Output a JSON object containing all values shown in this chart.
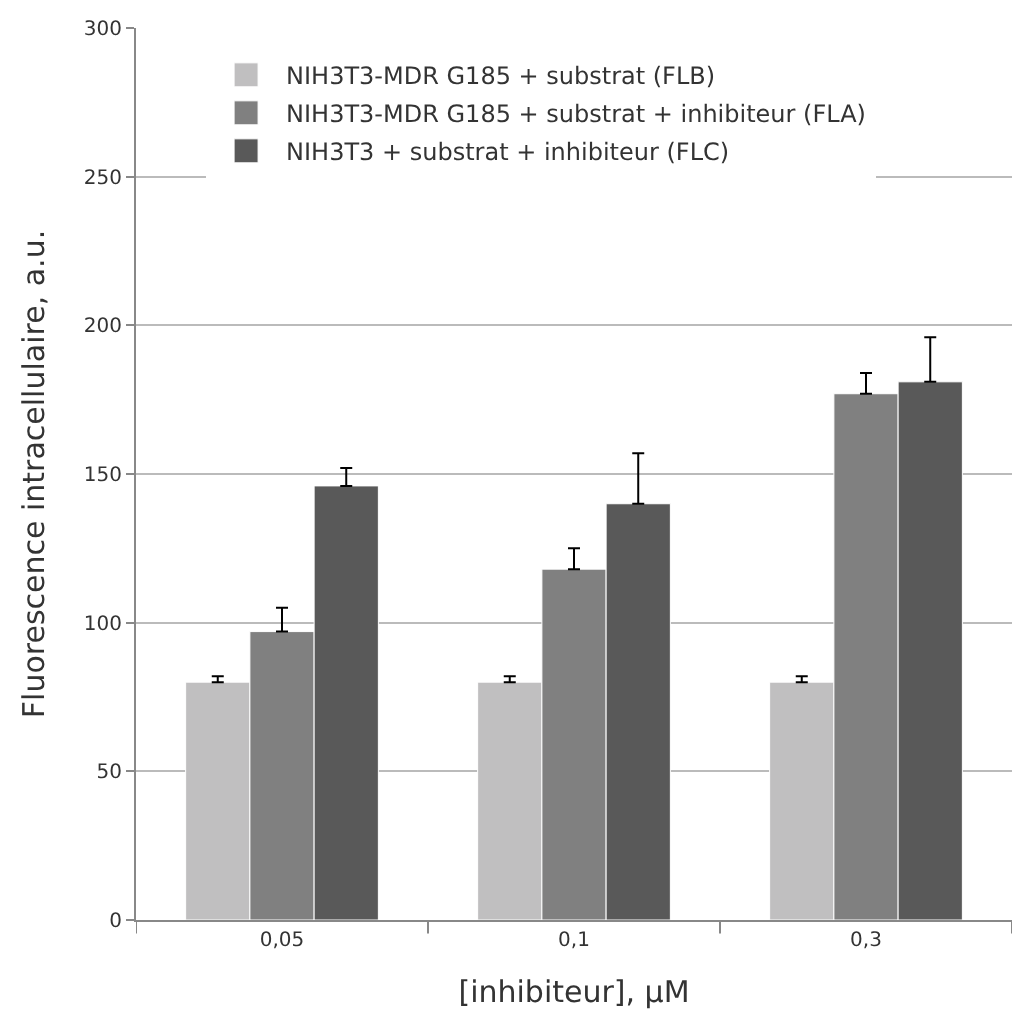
{
  "chart_data": {
    "type": "bar",
    "xlabel": "[inhibiteur], µM",
    "ylabel": "Fluorescence intracellulaire, a.u.",
    "categories": [
      "0,05",
      "0,1",
      "0,3"
    ],
    "series": [
      {
        "name": "NIH3T3-MDR G185 + substrat (FLB)",
        "color": "#c0bfc0",
        "values": [
          80,
          80,
          80
        ],
        "errors": [
          [
            80,
            82
          ],
          [
            80,
            82
          ],
          [
            80,
            82
          ]
        ]
      },
      {
        "name": "NIH3T3-MDR G185 + substrat + inhibiteur (FLA)",
        "color": "#808080",
        "values": [
          97,
          118,
          177
        ],
        "errors": [
          [
            97,
            105
          ],
          [
            118,
            125
          ],
          [
            177,
            184
          ]
        ]
      },
      {
        "name": "NIH3T3 + substrat + inhibiteur (FLC)",
        "color": "#595959",
        "values": [
          146,
          140,
          181
        ],
        "errors": [
          [
            146,
            152
          ],
          [
            140,
            157
          ],
          [
            181,
            196
          ]
        ]
      }
    ],
    "ylim": [
      0,
      300
    ],
    "yticks": [
      0,
      50,
      100,
      150,
      200,
      250,
      300
    ],
    "grid": "y",
    "legend": "top left"
  }
}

______________________________

Requirements: Within the listing above, find every line containing the string "inhibiteur" and return it.

Correct result:
    "xlabel": "[inhibiteur], µM",
        "name": "NIH3T3-MDR G185 + substrat + inhibiteur (FLA)",
        "name": "NIH3T3 + substrat + inhibiteur (FLC)",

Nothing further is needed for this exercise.